** Assignment **
Filter the records below for the word "doing". Copy each line that holds it.

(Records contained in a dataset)

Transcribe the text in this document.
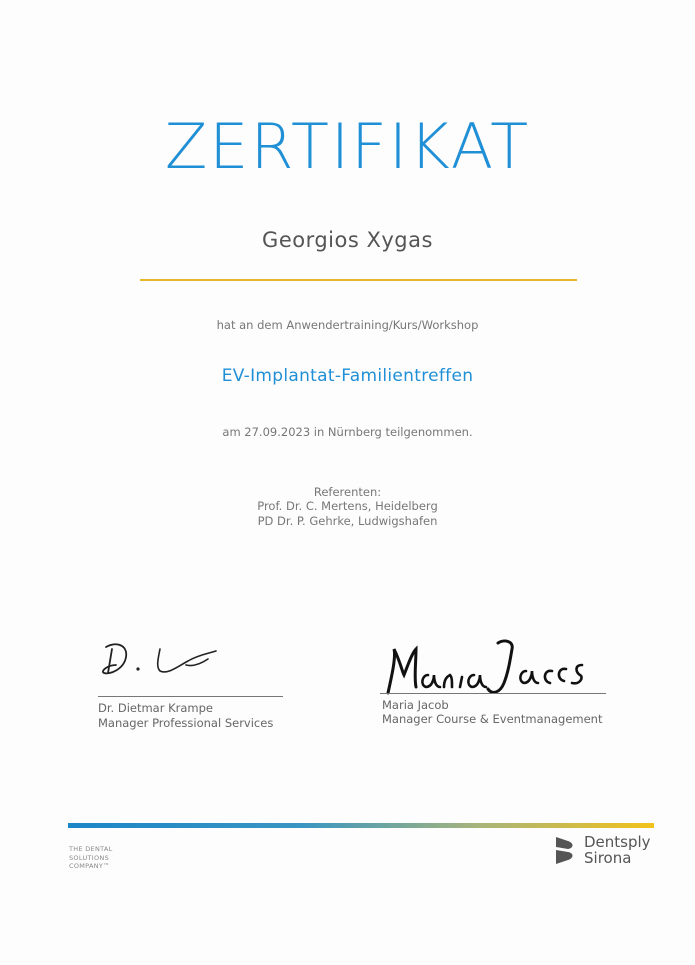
ZERTIFIKAT
Georgios Xygas
hat an dem Anwendertraining/Kurs/Workshop
EV-Implantat-Familientreffen
am 27.09.2023 in Nürnberg teilgenommen.
Referenten:
Prof. Dr. C. Mertens, Heidelberg
PD Dr. P. Gehrke, Ludwigshafen
Dr. Dietmar Krampe
Manager Professional Services
Maria Jacob
Manager Course & Eventmanagement
THE DENTAL
SOLUTIONS
COMPANY™
Dentsply
Sirona
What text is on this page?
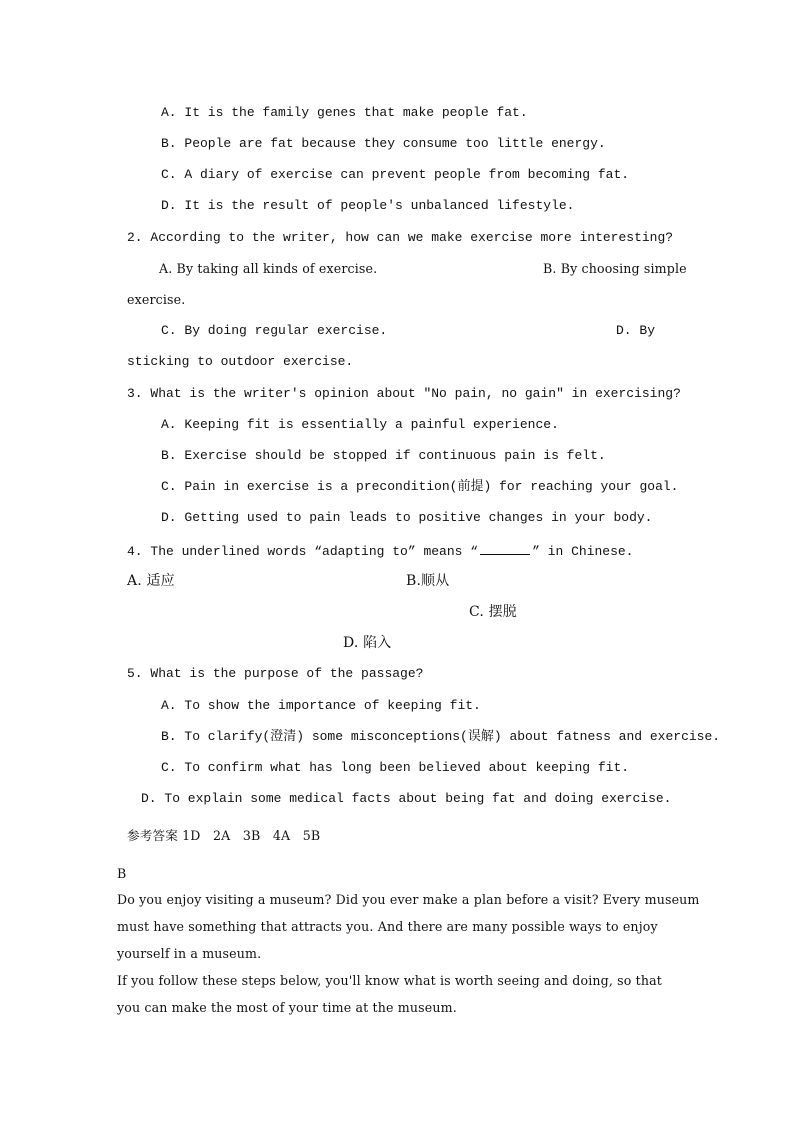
A. It is the family genes that make people fat.
B. People are fat because they consume too little energy.
C. A diary of exercise can prevent people from becoming fat.
D. It is the result of people's unbalanced lifestyle.
2. According to the writer, how can we make exercise more interesting?
A. By taking all kinds of exercise.	B. By choosing simple
exercise.
C. By doing regular exercise.	D. By
sticking to outdoor exercise.
3. What is the writer's opinion about "No pain, no gain" in exercising?
A. Keeping fit is essentially a painful experience.
B. Exercise should be stopped if continuous pain is felt.
C. Pain in exercise is a precondition(前提) for reaching your goal.
D. Getting used to pain leads to positive changes in your body.
4. The underlined words “adapting to” means “	” in Chinese.
A. 适应	B.顺从
C. 摆脱
D. 陷入
5. What is the purpose of the passage?
A. To show the importance of keeping fit.
B. To clarify(澄清) some misconceptions(误解) about fatness and exercise.
C. To confirm what has long been believed about keeping fit.
D. To explain some medical facts about being fat and doing exercise.
参考答案 1D   2A   3B   4A   5B
B
Do you enjoy visiting a museum? Did you ever make a plan before a visit? Every museum
must have something that attracts you. And there are many possible ways to enjoy
yourself in a museum.
If you follow these steps below, you'll know what is worth seeing and doing, so that
you can make the most of your time at the museum.
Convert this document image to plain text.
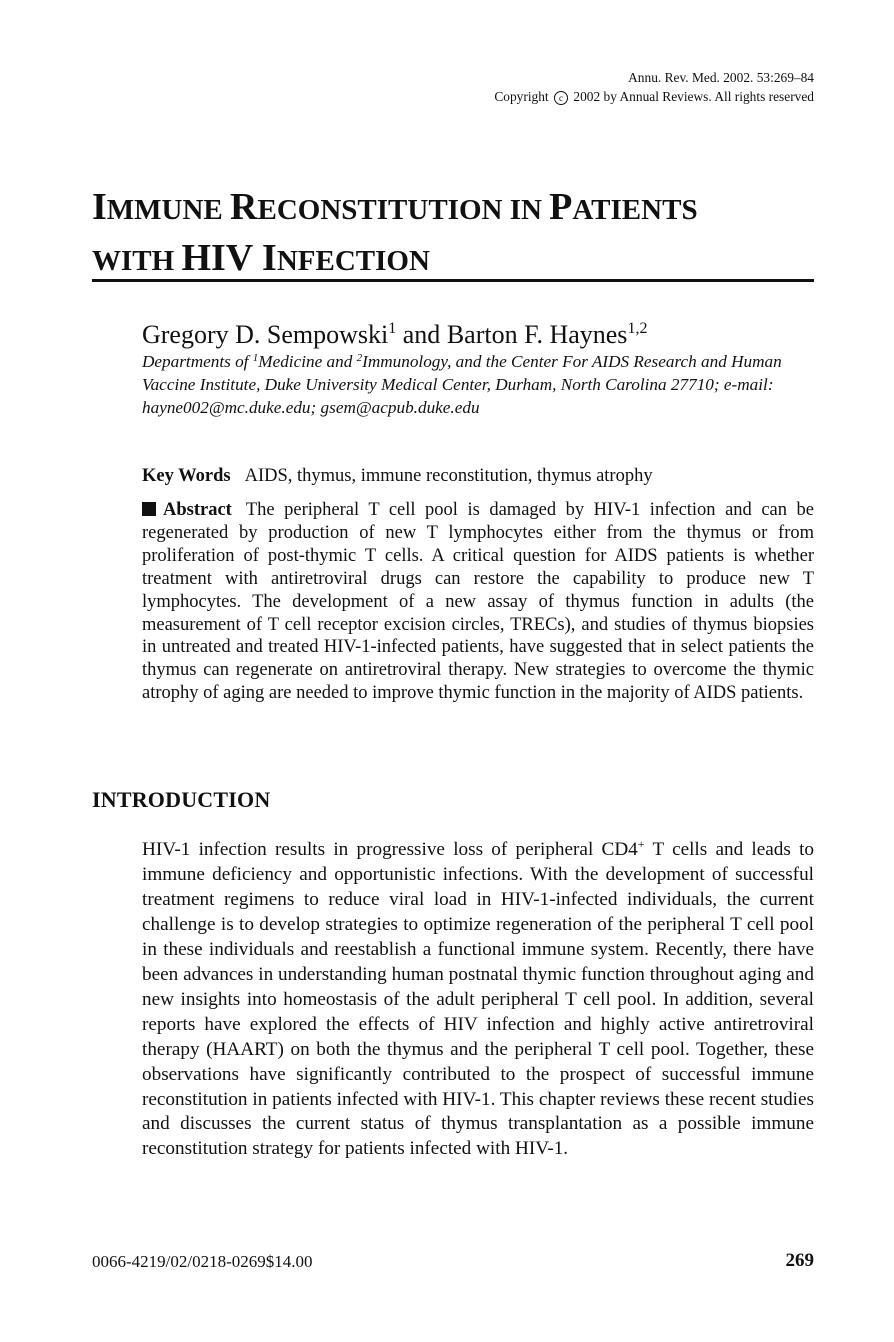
Annu. Rev. Med. 2002. 53:269–84
Copyright c 2002 by Annual Reviews. All rights reserved
IMMUNE RECONSTITUTION IN PATIENTS
WITH HIV INFECTION
Gregory D. Sempowski$^1$ and Barton F. Haynes$^{1,2}$
Departments of $^1$Medicine and $^2$Immunology, and the Center For AIDS Research and Human Vaccine Institute, Duke University Medical Center, Durham, North Carolina 27710; e-mail: hayne002@mc.duke.edu; gsem@acpub.duke.edu
Key Words AIDS, thymus, immune reconstitution, thymus atrophy
Abstract The peripheral T cell pool is damaged by HIV-1 infection and can be regenerated by production of new T lymphocytes either from the thymus or from proliferation of post-thymic T cells. A critical question for AIDS patients is whether treatment with antiretroviral drugs can restore the capability to produce new T lymphocytes. The development of a new assay of thymus function in adults (the measurement of T cell receptor excision circles, TRECs), and studies of thymus biopsies in untreated and treated HIV-1-infected patients, have suggested that in select patients the thymus can regenerate on antiretroviral therapy. New strategies to overcome the thymic atrophy of aging are needed to improve thymic function in the majority of AIDS patients.
INTRODUCTION
HIV-1 infection results in progressive loss of peripheral CD4+ T cells and leads to immune deficiency and opportunistic infections. With the development of successful treatment regimens to reduce viral load in HIV-1-infected individuals, the current challenge is to develop strategies to optimize regeneration of the peripheral T cell pool in these individuals and reestablish a functional immune system. Recently, there have been advances in understanding human postnatal thymic function throughout aging and new insights into homeostasis of the adult peripheral T cell pool. In addition, several reports have explored the effects of HIV infection and highly active antiretroviral therapy (HAART) on both the thymus and the peripheral T cell pool. Together, these observations have significantly contributed to the prospect of successful immune reconstitution in patients infected with HIV-1. This chapter reviews these recent studies and discusses the current status of thymus transplantation as a possible immune reconstitution strategy for patients infected with HIV-1.
0066-4219/02/0218-0269$14.00	269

** Output for this task **
C. By doing regular exercise.	D. By
D. To explain some medical facts about being fat and doing exercise.
If you follow these steps below, you'll know what is worth seeing and doing, so that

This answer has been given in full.